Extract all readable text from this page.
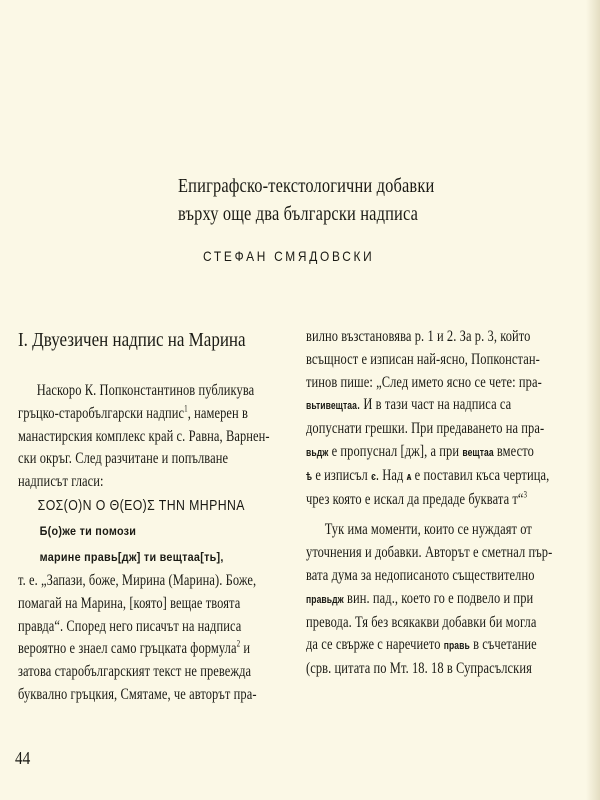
Епиграфско-текстологични добавки
върху още два български надписа
СТЕФАН СМЯДОВСКИ
I. Двуезичен надпис на Марина
Наскоро К. Попконстантинов публикува
гръцко-старобългарски надпис$^1$, намерен в
манастирския комплекс край с. Равна, Варнен-
ски окръг. След разчитане и попълване
надписът гласи:
ΣΟΣ(Ο)Ν Ο Θ(ΕΟ)Σ ΤΗΝ ΜΗΡΗΝΑ
Б(о)же ти помози
марине правь[дж] ти вещтаа[ть],
т. е. „Запази, боже, Мирина (Марина). Боже,
помагай на Марина, [която] вещае твоята
правда“. Според него писачът на надписа
вероятно е знаел само гръцката формула$^2$ и
затова старобългарският текст не превежда
буквално гръцкия, Смятаме, че авторът пра-
вилно възстановява р. 1 и 2. За р. 3, който
всъщност е изписан най-ясно, Попконстан-
тинов пише: „След името ясно се чете: пра-
вьтивещтаа. И в тази част на надписа са
допуснати грешки. При предаването на пра-
вьдж е пропуснал [дж], а при вещтаа вместо
ѣ е изписъл є. Над ѧ е поставил къса чертица,
чрез която е искал да предаде буквата т“$^3$
Тук има моменти, които се нуждаят от
уточнения и добавки. Авторът е сметнал пър-
вата дума за недописаното съществително
правьдж вин. пад., което го е подвело и при
превода. Тя без всякакви добавки би могла
да се свърже с наречието правь в съчетание
(срв. цитата по Мт. 18. 18 в Супрасълския
44
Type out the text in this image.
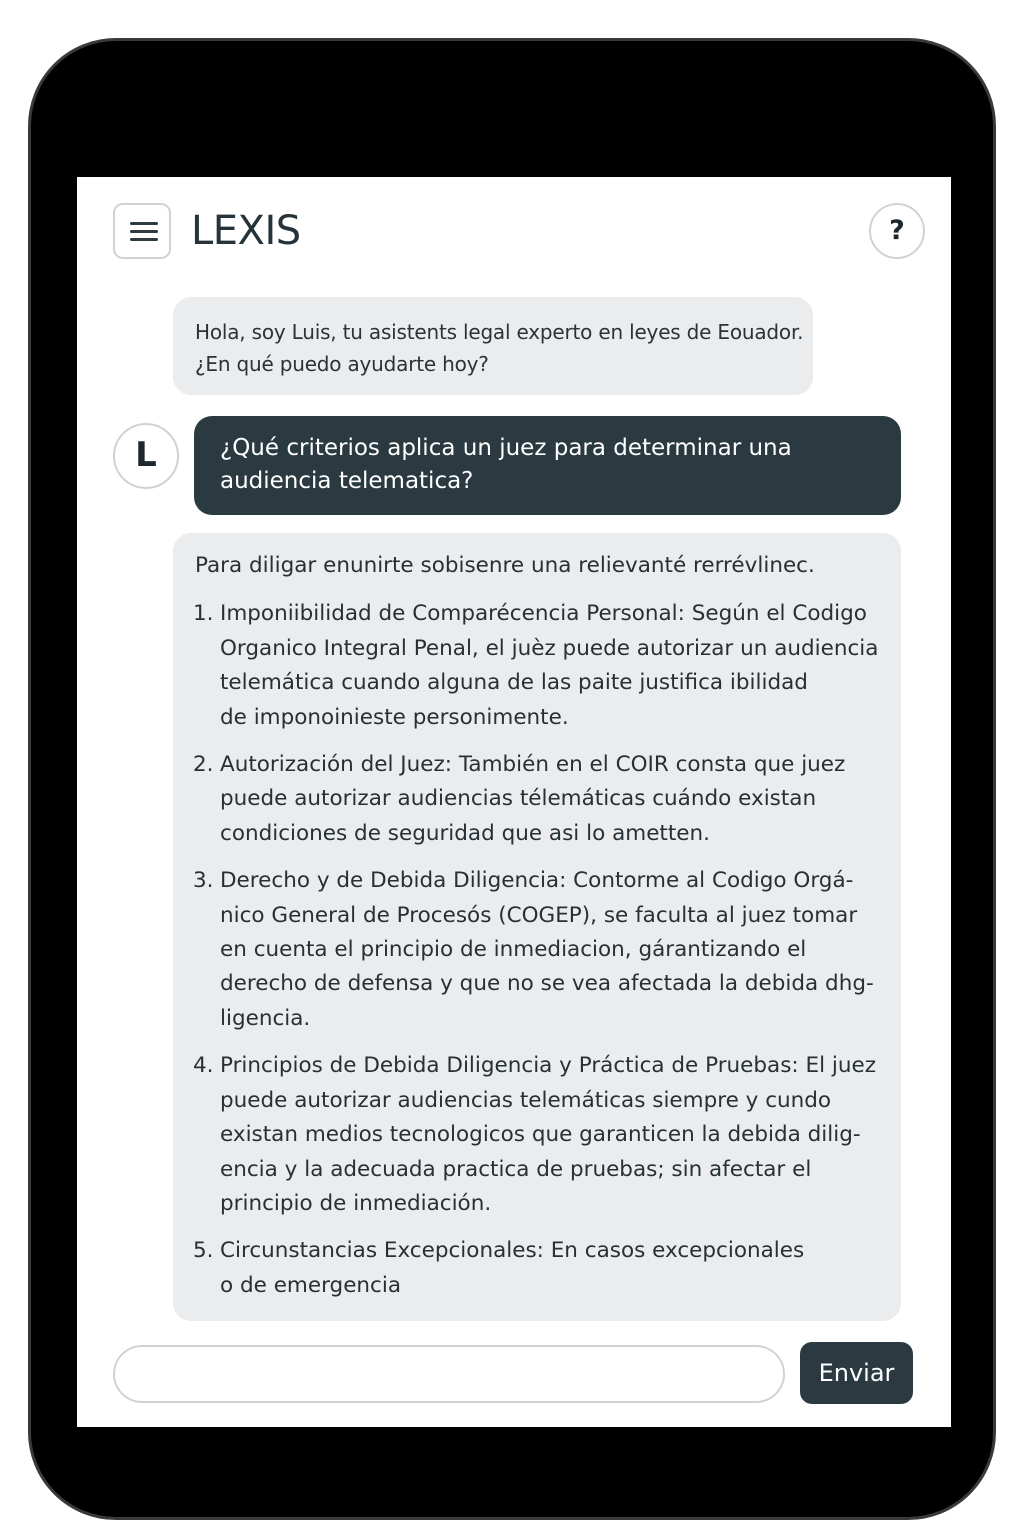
LEXIS	?
Hola, soy Luis, tu asistents legal experto en leyes de Eouador.
¿En qué puedo ayudarte hoy?
L	¿Qué criterios aplica un juez para determinar una
audiencia telematica?
Para diligar enunirte sobisenre una relievanté rerrévlinec.
1. Imponiibilidad de Comparécencia Personal: Según el Codigo
Organico Integral Penal, el juèz puede autorizar un audiencia
telemática cuando alguna de las paite justifica ibilidad
de imponoinieste personimente.
2. Autorización del Juez: También en el COIR consta que juez
puede autorizar audiencias télemáticas cuándo existan
condiciones de seguridad que asi lo ametten.
3. Derecho y de Debida Diligencia: Contorme al Codigo Orgá-
nico General de Procesós (COGEP), se faculta al juez tomar
en cuenta el principio de inmediacion, gárantizando el
derecho de defensa y que no se vea afectada la debida dhg-
ligencia.
4. Principios de Debida Diligencia y Práctica de Pruebas: El juez
puede autorizar audiencias telemáticas siempre y cundo
existan medios tecnologicos que garanticen la debida dilig-
encia y la adecuada practica de pruebas; sin afectar el
principio de inmediación.
5. Circunstancias Excepcionales: En casos excepcionales
o de emergencia
Enviar
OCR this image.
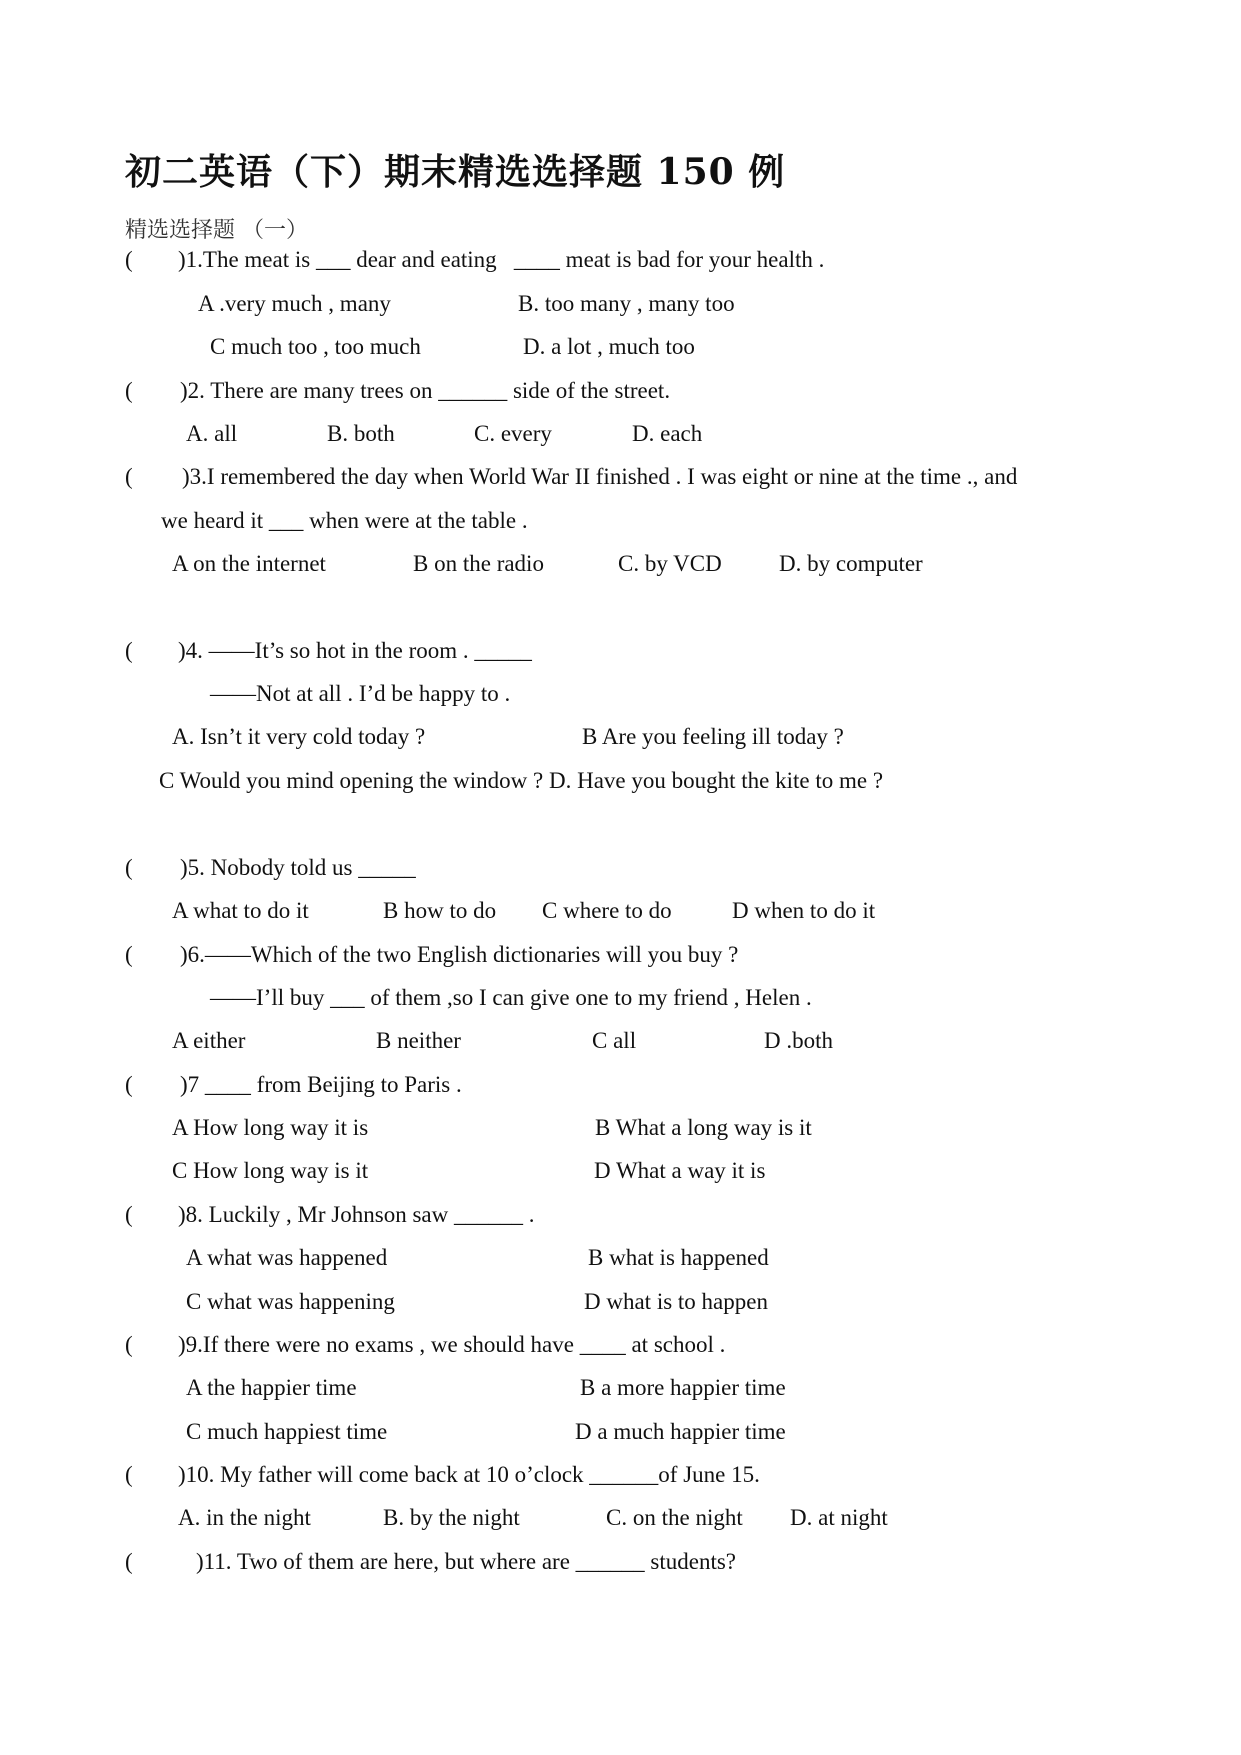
初二英语（下）期末精选选择题 150 例
精选选择题 （一）
( )1.The meat is ___ dear and eating   ____ meat is bad for your health .
A .very much , many	B. too many , many too
C much too , too much	D. a lot , much too
( )2. There are many trees on ______ side of the street.
A. all	B. both	C. every	D. each
( )3.I remembered the day when World War II finished . I was eight or nine at the time ., and
we heard it ___ when were at the table .
A on the internet	B on the radio	C. by VCD D. by computer
( )4. ——It’s so hot in the room . _____
——Not at all . I’d be happy to .
A. Isn’t it very cold today ?	B Are you feeling ill today ?
C Would you mind opening the window ? D. Have you bought the kite to me ?
( )5. Nobody told us _____
A what to do it	B how to do C where to do	D when to do it
( )6.——Which of the two English dictionaries will you buy ?
——I’ll buy ___ of them ,so I can give one to my friend , Helen .
A either	B neither	C all	D .both
( )7 ____ from Beijing to Paris .
A How long way it is	B What a long way is it
C How long way is it	D What a way it is
( )8. Luckily , Mr Johnson saw ______ .
A what was happened	B what is happened
C what was happening	D what is to happen
( )9.If there were no exams , we should have ____ at school .
A the happier time	B a more happier time
C much happiest time	D a much happier time
( )10. My father will come back at 10 o’clock ______of June 15.
A. in the night	B. by the night	C. on the night D. at night
(	)11. Two of them are here, but where are ______ students?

***

Repeat the preceding records precisely, and leave every picture out of the copy.

• Complete response
Extract all readable text from this page.
Епиграфско-текстологични добавки
върху още два български надписа
СТЕФАН СМЯДОВСКИ
I. Двуезичен надпис на Марина
Наскоро К. Попконстантинов публикува
гръцко-старобългарски надпис$^1$, намерен в
манастирския комплекс край с. Равна, Варнен-
ски окръг. След разчитане и попълване
надписът гласи:
ΣΟΣ(Ο)Ν Ο Θ(ΕΟ)Σ ΤΗΝ ΜΗΡΗΝΑ
Б(о)же ти помози
марине правь[дж] ти вещтаа[ть],
т. е. „Запази, боже, Мирина (Марина). Боже,
помагай на Марина, [която] вещае твоята
правда“. Според него писачът на надписа
вероятно е знаел само гръцката формула$^2$ и
затова старобългарският текст не превежда
буквално гръцкия, Смятаме, че авторът пра-
вилно възстановява р. 1 и 2. За р. 3, който
всъщност е изписан най-ясно, Попконстан-
тинов пише: „След името ясно се чете: пра-
вьтивещтаа. И в тази част на надписа са
допуснати грешки. При предаването на пра-
вьдж е пропуснал [дж], а при вещтаа вместо
ѣ е изписъл є. Над ѧ е поставил къса чертица,
чрез която е искал да предаде буквата т“$^3$
Тук има моменти, които се нуждаят от
уточнения и добавки. Авторът е сметнал пър-
вата дума за недописаното съществително
правьдж вин. пад., което го е подвело и при
превода. Тя без всякакви добавки би могла
да се свърже с наречието правь в съчетание
(срв. цитата по Мт. 18. 18 в Супрасълския
44
Type out the text in this image.
LEXIS	?
Hola, soy Luis, tu asistents legal experto en leyes de Eouador.
¿En qué puedo ayudarte hoy?
L	¿Qué criterios aplica un juez para determinar una
audiencia telematica?
Para diligar enunirte sobisenre una relievanté rerrévlinec.
1. Imponiibilidad de Comparécencia Personal: Según el Codigo
Organico Integral Penal, el juèz puede autorizar un audiencia
telemática cuando alguna de las paite justifica ibilidad
de imponoinieste personimente.
2. Autorización del Juez: También en el COIR consta que juez
puede autorizar audiencias télemáticas cuándo existan
condiciones de seguridad que asi lo ametten.
3. Derecho y de Debida Diligencia: Contorme al Codigo Orgá-
nico General de Procesós (COGEP), se faculta al juez tomar
en cuenta el principio de inmediacion, gárantizando el
derecho de defensa y que no se vea afectada la debida dhg-
ligencia.
4. Principios de Debida Diligencia y Práctica de Pruebas: El juez
puede autorizar audiencias telemáticas siempre y cundo
existan medios tecnologicos que garanticen la debida dilig-
encia y la adecuada practica de pruebas; sin afectar el
principio de inmediación.
5. Circunstancias Excepcionales: En casos excepcionales
o de emergencia
Enviar
OCR this image.
初二英语（下）期末精选选择题 150 例
精选选择题 （一）
( )1.The meat is ___ dear and eating   ____ meat is bad for your health .
A .very much , many	B. too many , many too
C much too , too much	D. a lot , much too
( )2. There are many trees on ______ side of the street.
A. all	B. both	C. every	D. each
( )3.I remembered the day when World War II finished . I was eight or nine at the time ., and
we heard it ___ when were at the table .
A on the internet	B on the radio	C. by VCD D. by computer
( )4. ——It’s so hot in the room . _____
——Not at all . I’d be happy to .
A. Isn’t it very cold today ?	B Are you feeling ill today ?
C Would you mind opening the window ? D. Have you bought the kite to me ?
( )5. Nobody told us _____
A what to do it	B how to do C where to do	D when to do it
( )6.——Which of the two English dictionaries will you buy ?
——I’ll buy ___ of them ,so I can give one to my friend , Helen .
A either	B neither	C all	D .both
( )7 ____ from Beijing to Paris .
A How long way it is	B What a long way is it
C How long way is it	D What a way it is
( )8. Luckily , Mr Johnson saw ______ .
A what was happened	B what is happened
C what was happening	D what is to happen
( )9.If there were no exams , we should have ____ at school .
A the happier time	B a more happier time
C much happiest time	D a much happier time
( )10. My father will come back at 10 o’clock ______of June 15.
A. in the night	B. by the night	C. on the night D. at night
(	)11. Two of them are here, but where are ______ students?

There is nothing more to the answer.